PROBLEM DETAILS -> Any picture among the records should be left out, please; retype the rest exactly.

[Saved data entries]
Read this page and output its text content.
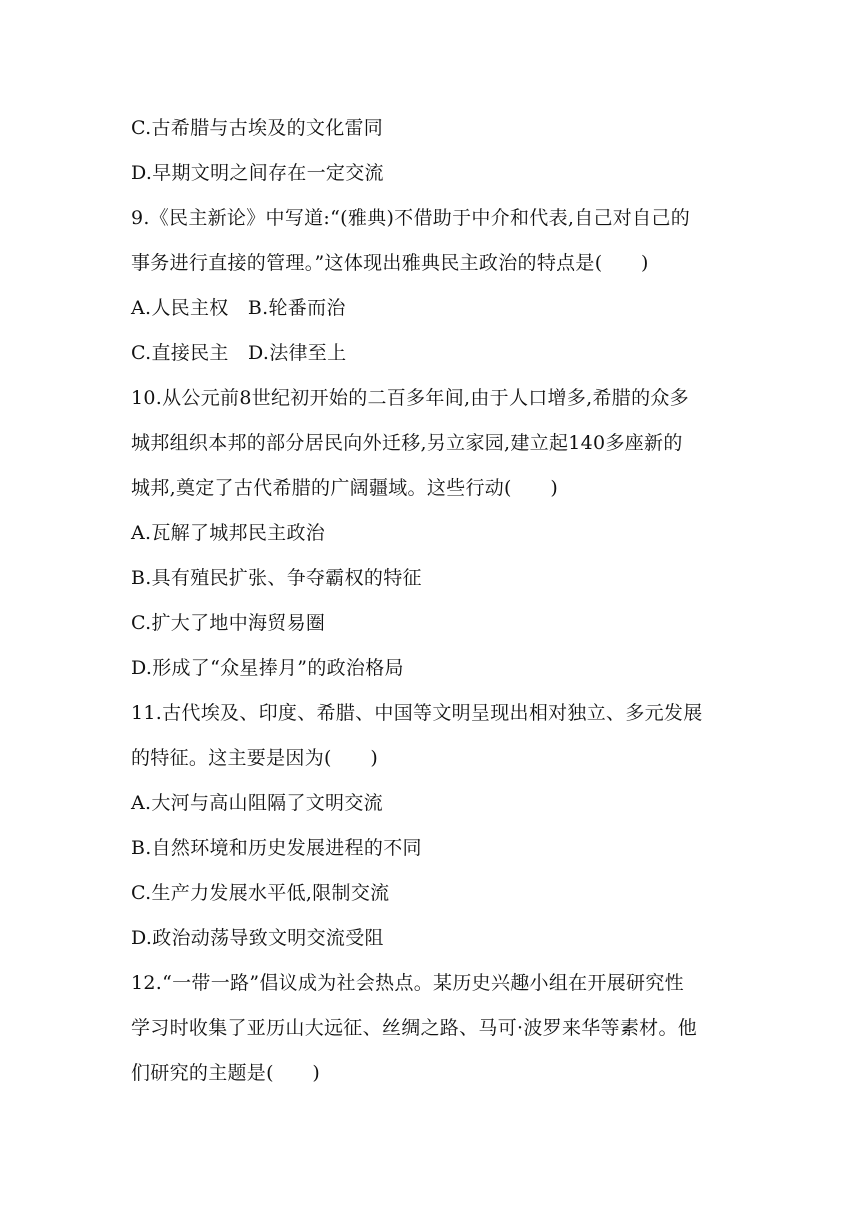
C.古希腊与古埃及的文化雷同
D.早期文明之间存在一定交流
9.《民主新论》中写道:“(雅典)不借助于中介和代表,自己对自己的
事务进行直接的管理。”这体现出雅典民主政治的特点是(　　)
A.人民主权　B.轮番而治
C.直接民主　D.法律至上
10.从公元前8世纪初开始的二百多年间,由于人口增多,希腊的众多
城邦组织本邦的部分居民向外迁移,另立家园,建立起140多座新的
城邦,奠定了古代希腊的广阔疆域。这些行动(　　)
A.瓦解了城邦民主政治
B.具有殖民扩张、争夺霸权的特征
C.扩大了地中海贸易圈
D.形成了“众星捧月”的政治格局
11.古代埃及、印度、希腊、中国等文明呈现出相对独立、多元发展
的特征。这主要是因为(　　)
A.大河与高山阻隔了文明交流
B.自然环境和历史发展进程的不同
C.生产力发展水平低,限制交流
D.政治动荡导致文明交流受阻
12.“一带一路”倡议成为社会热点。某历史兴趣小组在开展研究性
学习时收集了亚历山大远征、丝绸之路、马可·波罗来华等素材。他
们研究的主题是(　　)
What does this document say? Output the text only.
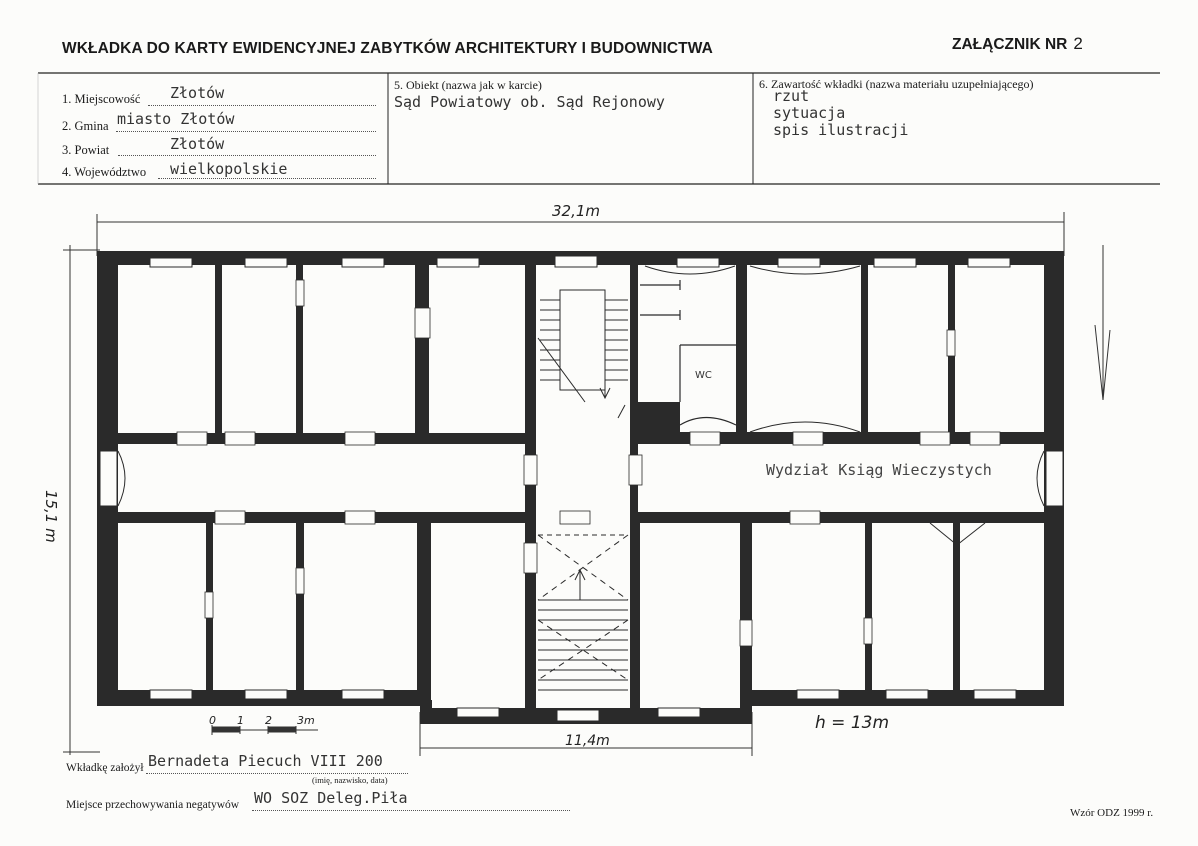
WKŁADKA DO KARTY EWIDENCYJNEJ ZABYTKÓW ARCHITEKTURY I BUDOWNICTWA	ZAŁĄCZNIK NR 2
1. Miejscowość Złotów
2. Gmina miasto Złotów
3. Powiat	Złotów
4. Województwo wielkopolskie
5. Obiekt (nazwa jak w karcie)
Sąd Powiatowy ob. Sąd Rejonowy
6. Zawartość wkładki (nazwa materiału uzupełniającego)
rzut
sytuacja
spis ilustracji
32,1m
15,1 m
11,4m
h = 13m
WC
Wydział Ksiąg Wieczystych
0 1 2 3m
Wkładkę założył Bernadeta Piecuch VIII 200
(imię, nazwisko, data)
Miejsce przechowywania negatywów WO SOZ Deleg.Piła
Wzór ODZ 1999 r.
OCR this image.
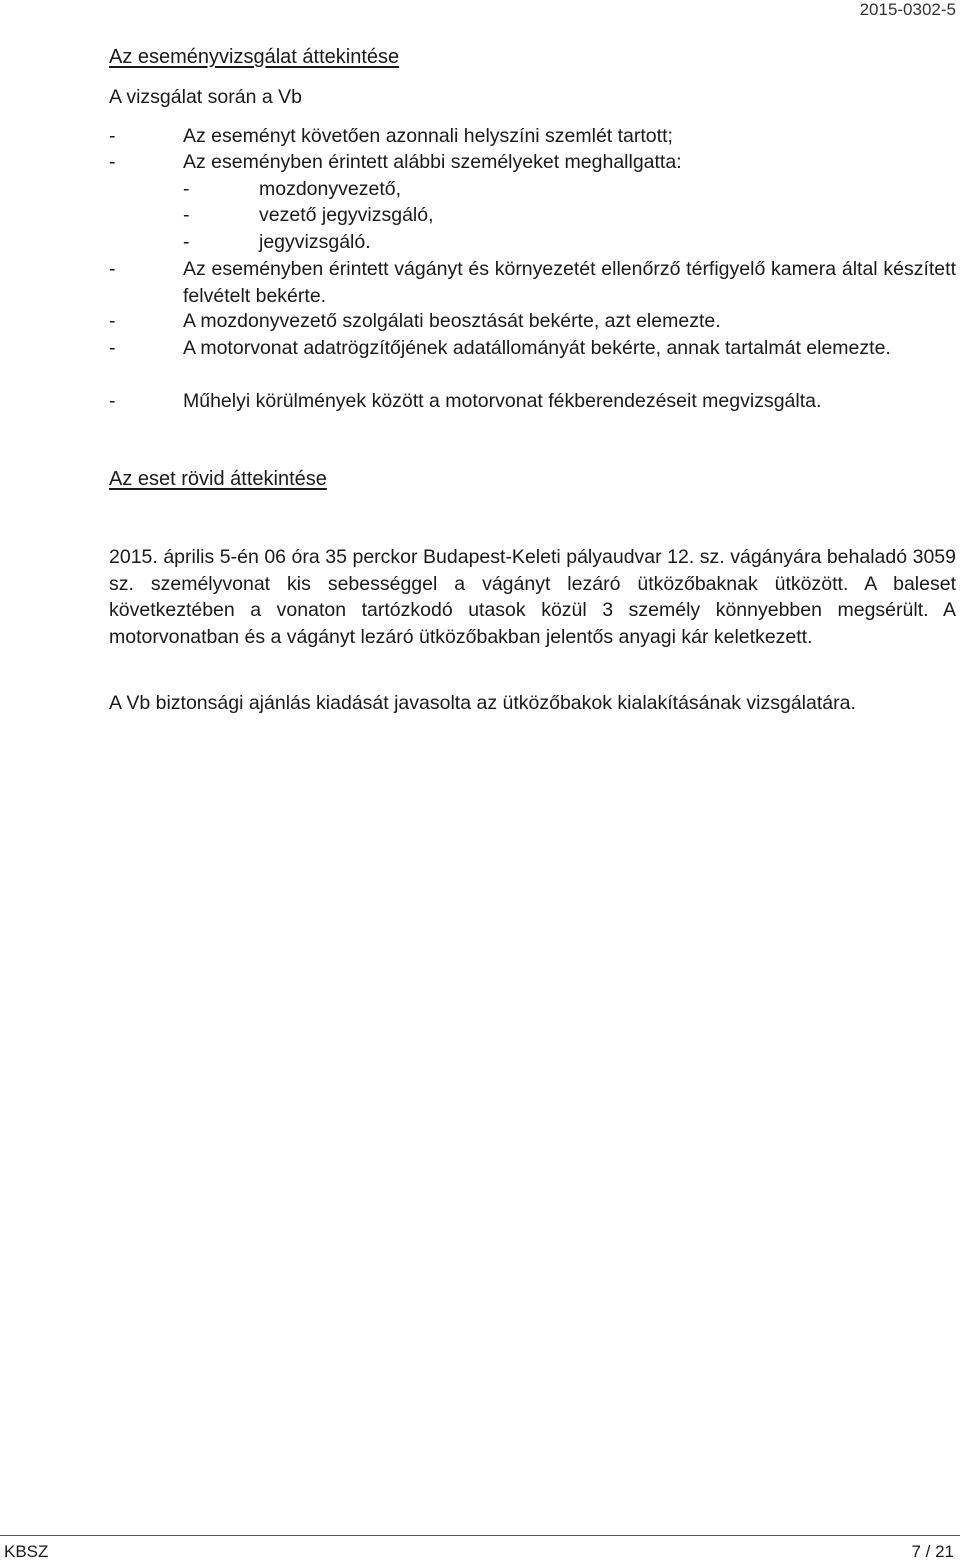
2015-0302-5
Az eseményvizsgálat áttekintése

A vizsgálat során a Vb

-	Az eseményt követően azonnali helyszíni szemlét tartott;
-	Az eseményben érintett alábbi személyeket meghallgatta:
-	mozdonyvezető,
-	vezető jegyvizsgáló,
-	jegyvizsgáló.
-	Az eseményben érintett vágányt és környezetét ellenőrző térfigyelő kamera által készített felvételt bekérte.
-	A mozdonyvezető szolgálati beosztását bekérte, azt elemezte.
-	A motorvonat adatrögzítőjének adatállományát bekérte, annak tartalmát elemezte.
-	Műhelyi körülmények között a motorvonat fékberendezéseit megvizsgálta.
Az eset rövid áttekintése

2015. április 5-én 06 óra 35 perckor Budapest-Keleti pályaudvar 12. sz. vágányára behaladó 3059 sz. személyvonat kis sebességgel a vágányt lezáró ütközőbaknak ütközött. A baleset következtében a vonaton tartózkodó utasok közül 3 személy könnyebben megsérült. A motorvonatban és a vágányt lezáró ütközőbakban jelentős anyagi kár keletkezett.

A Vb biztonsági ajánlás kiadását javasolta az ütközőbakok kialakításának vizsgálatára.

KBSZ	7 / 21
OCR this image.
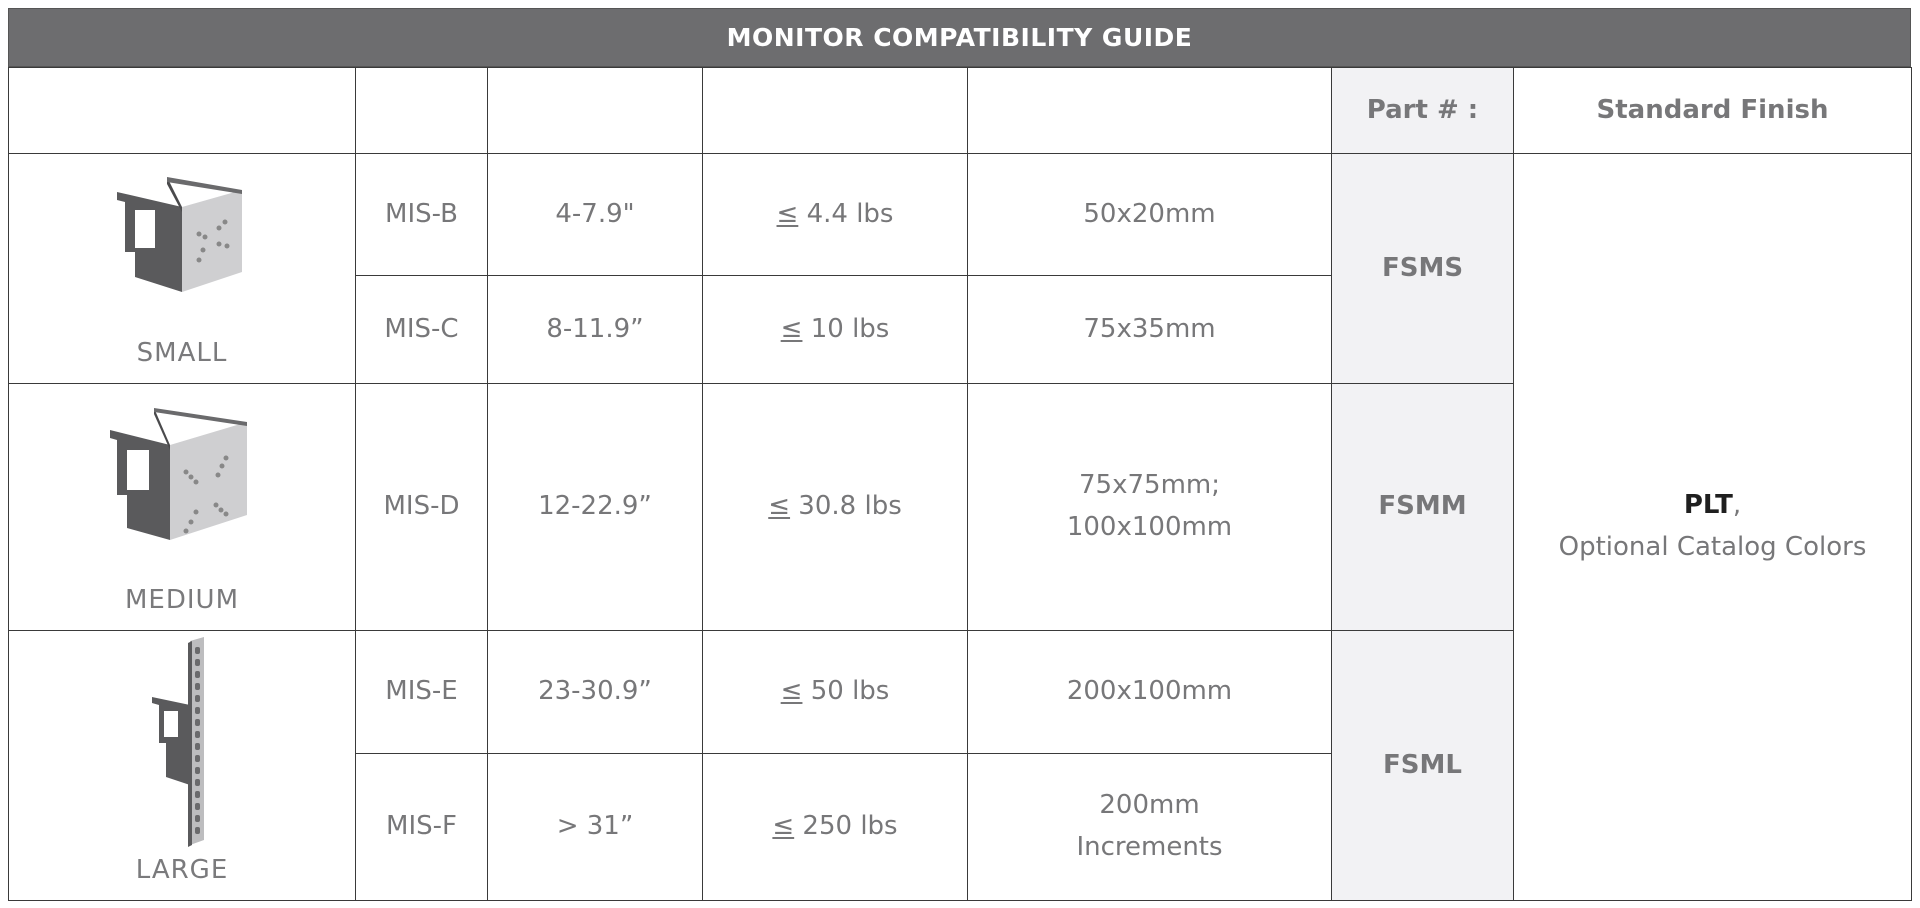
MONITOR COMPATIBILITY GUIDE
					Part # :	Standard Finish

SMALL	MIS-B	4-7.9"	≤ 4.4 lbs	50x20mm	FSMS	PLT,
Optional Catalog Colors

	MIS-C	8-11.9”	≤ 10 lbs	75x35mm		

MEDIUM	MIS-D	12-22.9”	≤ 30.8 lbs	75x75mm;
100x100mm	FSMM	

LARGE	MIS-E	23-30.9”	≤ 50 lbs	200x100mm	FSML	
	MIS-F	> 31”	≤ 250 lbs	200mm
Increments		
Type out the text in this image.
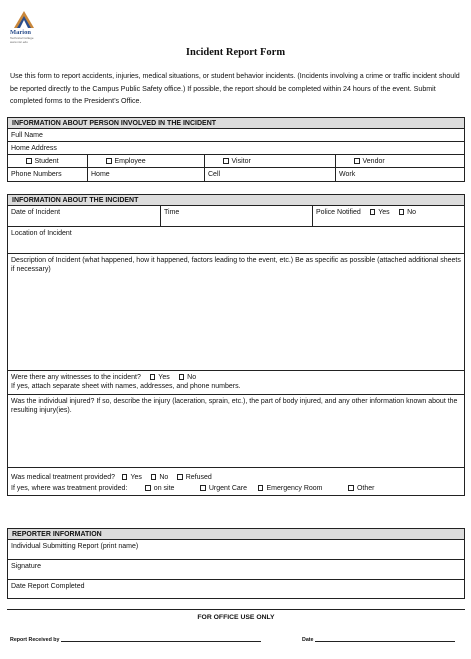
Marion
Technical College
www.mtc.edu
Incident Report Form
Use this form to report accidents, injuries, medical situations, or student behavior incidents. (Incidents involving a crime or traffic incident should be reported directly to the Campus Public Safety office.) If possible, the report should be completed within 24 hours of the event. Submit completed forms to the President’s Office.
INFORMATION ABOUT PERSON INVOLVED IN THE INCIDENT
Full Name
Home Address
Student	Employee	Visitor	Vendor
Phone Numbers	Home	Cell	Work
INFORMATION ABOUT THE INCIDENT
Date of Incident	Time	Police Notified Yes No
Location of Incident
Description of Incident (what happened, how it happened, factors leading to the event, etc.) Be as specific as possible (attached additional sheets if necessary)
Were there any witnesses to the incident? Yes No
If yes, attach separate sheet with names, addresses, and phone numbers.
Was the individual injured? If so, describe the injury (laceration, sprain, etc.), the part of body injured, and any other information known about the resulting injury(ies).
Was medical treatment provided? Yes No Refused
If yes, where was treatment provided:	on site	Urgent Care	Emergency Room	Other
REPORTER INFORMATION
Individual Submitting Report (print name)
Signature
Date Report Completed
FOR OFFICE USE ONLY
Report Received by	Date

WRITTEN RESPONSE ->
Read this page and output its text content.
C.古希腊与古埃及的文化雷同
D.早期文明之间存在一定交流
9.《民主新论》中写道:“(雅典)不借助于中介和代表,自己对自己的
事务进行直接的管理。”这体现出雅典民主政治的特点是(　　)
A.人民主权　B.轮番而治
C.直接民主　D.法律至上
10.从公元前8世纪初开始的二百多年间,由于人口增多,希腊的众多
城邦组织本邦的部分居民向外迁移,另立家园,建立起140多座新的
城邦,奠定了古代希腊的广阔疆域。这些行动(　　)
A.瓦解了城邦民主政治
B.具有殖民扩张、争夺霸权的特征
C.扩大了地中海贸易圈
D.形成了“众星捧月”的政治格局
11.古代埃及、印度、希腊、中国等文明呈现出相对独立、多元发展
的特征。这主要是因为(　　)
A.大河与高山阻隔了文明交流
B.自然环境和历史发展进程的不同
C.生产力发展水平低,限制交流
D.政治动荡导致文明交流受阻
12.“一带一路”倡议成为社会热点。某历史兴趣小组在开展研究性
学习时收集了亚历山大远征、丝绸之路、马可·波罗来华等素材。他
们研究的主题是(　　)
What does this document say? Output the text only.
WKŁADKA DO KARTY EWIDENCYJNEJ ZABYTKÓW ARCHITEKTURY I BUDOWNICTWA	ZAŁĄCZNIK NR 2
1. Miejscowość Złotów
2. Gmina miasto Złotów
3. Powiat	Złotów
4. Województwo wielkopolskie
5. Obiekt (nazwa jak w karcie)
Sąd Powiatowy ob. Sąd Rejonowy
6. Zawartość wkładki (nazwa materiału uzupełniającego)
rzut
sytuacja
spis ilustracji
32,1m
15,1 m
11,4m
h = 13m
WC
Wydział Ksiąg Wieczystych
0 1 2 3m
Wkładkę założył Bernadeta Piecuch VIII 200
(imię, nazwisko, data)
Miejsce przechowywania negatywów WO SOZ Deleg.Piła
Wzór ODZ 1999 r.
OCR this image.
2015-0302-5
Az eseményvizsgálat áttekintése

A vizsgálat során a Vb

-	Az eseményt követően azonnali helyszíni szemlét tartott;
-	Az eseményben érintett alábbi személyeket meghallgatta:
-	mozdonyvezető,
-	vezető jegyvizsgáló,
-	jegyvizsgáló.
-	Az eseményben érintett vágányt és környezetét ellenőrző térfigyelő kamera által készített felvételt bekérte.
-	A mozdonyvezető szolgálati beosztását bekérte, azt elemezte.
-	A motorvonat adatrögzítőjének adatállományát bekérte, annak tartalmát elemezte.
-	Műhelyi körülmények között a motorvonat fékberendezéseit megvizsgálta.
Az eset rövid áttekintése

2015. április 5-én 06 óra 35 perckor Budapest-Keleti pályaudvar 12. sz. vágányára behaladó 3059 sz. személyvonat kis sebességgel a vágányt lezáró ütközőbaknak ütközött. A baleset következtében a vonaton tartózkodó utasok közül 3 személy könnyebben megsérült. A motorvonatban és a vágányt lezáró ütközőbakban jelentős anyagi kár keletkezett.

A Vb biztonsági ajánlás kiadását javasolta az ütközőbakok kialakításának vizsgálatára.

KBSZ	7 / 21
OCR this image.
MONITOR COMPATIBILITY GUIDE
					Part # :	Standard Finish

SMALL	MIS-B	4-7.9"	≤ 4.4 lbs	50x20mm	FSMS	PLT,
Optional Catalog Colors

	MIS-C	8-11.9”	≤ 10 lbs	75x35mm		

MEDIUM	MIS-D	12-22.9”	≤ 30.8 lbs	75x75mm;
100x100mm	FSMM	

LARGE	MIS-E	23-30.9”	≤ 50 lbs	200x100mm	FSML	
	MIS-F	> 31”	≤ 250 lbs	200mm
Increments		
Type out the text in this image.
Marion
Technical College
www.mtc.edu
Incident Report Form
Use this form to report accidents, injuries, medical situations, or student behavior incidents. (Incidents involving a crime or traffic incident should be reported directly to the Campus Public Safety office.) If possible, the report should be completed within 24 hours of the event. Submit completed forms to the President’s Office.
INFORMATION ABOUT PERSON INVOLVED IN THE INCIDENT
Full Name
Home Address
Student	Employee	Visitor	Vendor
Phone Numbers	Home	Cell	Work
INFORMATION ABOUT THE INCIDENT
Date of Incident	Time	Police Notified Yes No
Location of Incident
Description of Incident (what happened, how it happened, factors leading to the event, etc.) Be as specific as possible (attached additional sheets if necessary)
Were there any witnesses to the incident? Yes No
If yes, attach separate sheet with names, addresses, and phone numbers.
Was the individual injured? If so, describe the injury (laceration, sprain, etc.), the part of body injured, and any other information known about the resulting injury(ies).
Was medical treatment provided? Yes No Refused
If yes, where was treatment provided:	on site	Urgent Care	Emergency Room	Other
REPORTER INFORMATION
Individual Submitting Report (print name)
Signature
Date Report Completed
FOR OFFICE USE ONLY
Report Received by	Date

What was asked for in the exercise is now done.